EXERCISE TASK. Gather every line of the records below that contains the string "plot", treating uppercase and lowercase letters as different.

RECORDS PROVIDED.
-=-=-=-=-

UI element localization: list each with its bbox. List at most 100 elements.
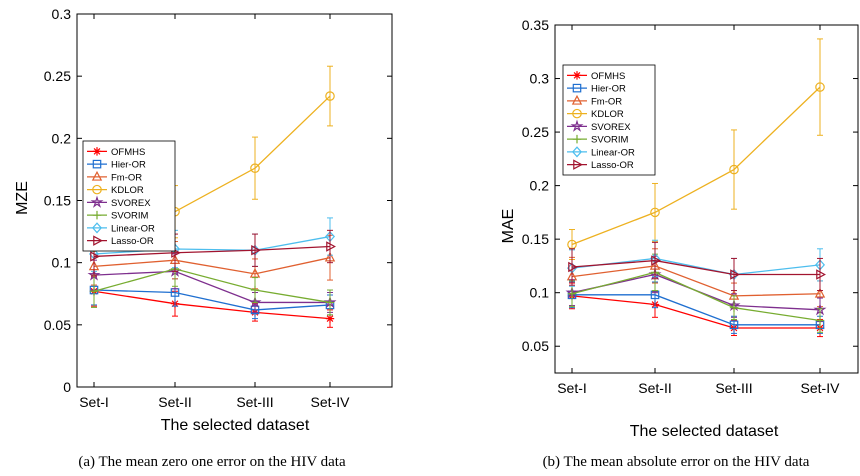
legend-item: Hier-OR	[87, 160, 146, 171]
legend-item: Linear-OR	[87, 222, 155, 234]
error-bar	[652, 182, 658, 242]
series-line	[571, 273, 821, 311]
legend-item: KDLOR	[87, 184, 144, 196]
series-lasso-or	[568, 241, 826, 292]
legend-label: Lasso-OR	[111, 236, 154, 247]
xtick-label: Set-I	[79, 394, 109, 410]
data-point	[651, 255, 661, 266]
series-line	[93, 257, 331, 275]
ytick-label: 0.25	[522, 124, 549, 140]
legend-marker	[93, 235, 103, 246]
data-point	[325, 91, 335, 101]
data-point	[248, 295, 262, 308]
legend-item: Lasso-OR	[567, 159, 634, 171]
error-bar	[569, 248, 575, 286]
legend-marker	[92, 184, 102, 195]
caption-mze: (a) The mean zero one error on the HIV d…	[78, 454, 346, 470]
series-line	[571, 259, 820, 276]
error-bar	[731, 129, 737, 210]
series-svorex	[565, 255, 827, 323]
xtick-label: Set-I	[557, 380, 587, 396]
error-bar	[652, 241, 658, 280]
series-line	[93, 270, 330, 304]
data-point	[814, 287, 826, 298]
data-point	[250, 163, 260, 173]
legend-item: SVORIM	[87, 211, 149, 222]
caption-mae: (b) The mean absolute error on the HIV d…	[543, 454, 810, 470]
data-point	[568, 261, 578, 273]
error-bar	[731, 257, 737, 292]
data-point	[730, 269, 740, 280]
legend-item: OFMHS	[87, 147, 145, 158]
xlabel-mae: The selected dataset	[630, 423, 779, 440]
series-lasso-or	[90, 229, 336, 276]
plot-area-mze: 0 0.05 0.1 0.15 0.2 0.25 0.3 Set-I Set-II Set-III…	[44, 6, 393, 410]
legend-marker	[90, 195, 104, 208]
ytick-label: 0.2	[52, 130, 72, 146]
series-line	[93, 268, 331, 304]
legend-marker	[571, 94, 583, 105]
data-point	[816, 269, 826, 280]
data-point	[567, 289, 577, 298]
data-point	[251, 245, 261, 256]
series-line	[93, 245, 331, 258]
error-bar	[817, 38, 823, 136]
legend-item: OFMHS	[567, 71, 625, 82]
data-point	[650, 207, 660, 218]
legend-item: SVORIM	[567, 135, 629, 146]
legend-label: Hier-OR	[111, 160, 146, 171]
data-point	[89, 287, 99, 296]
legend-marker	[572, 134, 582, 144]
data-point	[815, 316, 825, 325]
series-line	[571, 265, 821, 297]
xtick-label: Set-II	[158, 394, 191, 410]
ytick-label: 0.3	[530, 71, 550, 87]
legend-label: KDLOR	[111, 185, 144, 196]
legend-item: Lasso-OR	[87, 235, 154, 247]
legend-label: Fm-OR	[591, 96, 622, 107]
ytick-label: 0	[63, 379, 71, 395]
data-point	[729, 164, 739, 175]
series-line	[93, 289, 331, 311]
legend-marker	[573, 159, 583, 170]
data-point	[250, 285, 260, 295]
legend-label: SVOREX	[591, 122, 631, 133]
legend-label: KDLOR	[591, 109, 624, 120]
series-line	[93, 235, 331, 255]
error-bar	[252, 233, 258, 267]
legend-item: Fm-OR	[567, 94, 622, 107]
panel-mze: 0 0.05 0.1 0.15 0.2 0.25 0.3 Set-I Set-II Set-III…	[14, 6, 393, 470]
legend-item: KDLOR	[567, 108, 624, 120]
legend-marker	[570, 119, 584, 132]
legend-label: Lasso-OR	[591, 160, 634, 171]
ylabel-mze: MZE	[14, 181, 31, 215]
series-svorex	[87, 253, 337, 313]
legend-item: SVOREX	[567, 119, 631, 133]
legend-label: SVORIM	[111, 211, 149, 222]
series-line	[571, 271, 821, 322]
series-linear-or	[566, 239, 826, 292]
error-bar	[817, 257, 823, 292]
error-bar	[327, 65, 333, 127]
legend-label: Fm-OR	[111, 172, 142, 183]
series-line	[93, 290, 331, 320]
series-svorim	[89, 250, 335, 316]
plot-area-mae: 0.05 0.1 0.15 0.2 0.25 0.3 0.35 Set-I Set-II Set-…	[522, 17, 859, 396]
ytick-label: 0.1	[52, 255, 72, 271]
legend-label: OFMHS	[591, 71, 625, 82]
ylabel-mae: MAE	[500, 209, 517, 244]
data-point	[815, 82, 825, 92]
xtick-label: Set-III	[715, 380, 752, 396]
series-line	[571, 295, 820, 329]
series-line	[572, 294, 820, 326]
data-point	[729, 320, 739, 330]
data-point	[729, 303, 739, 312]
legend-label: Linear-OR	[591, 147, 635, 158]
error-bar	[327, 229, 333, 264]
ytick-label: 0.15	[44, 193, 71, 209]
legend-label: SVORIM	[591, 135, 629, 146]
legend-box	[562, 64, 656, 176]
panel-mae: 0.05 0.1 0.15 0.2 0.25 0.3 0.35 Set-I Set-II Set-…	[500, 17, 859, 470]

-=-=-=-=-

RESULT.
plot-area-mze: 0 0.05 0.1 0.15 0.2 0.25 0.3 Set-I Set-II Set-III…	[44, 6, 393, 410]
plot-area-mae: 0.05 0.1 0.15 0.2 0.25 0.3 0.35 Set-I Set-II Set-…	[522, 17, 859, 396]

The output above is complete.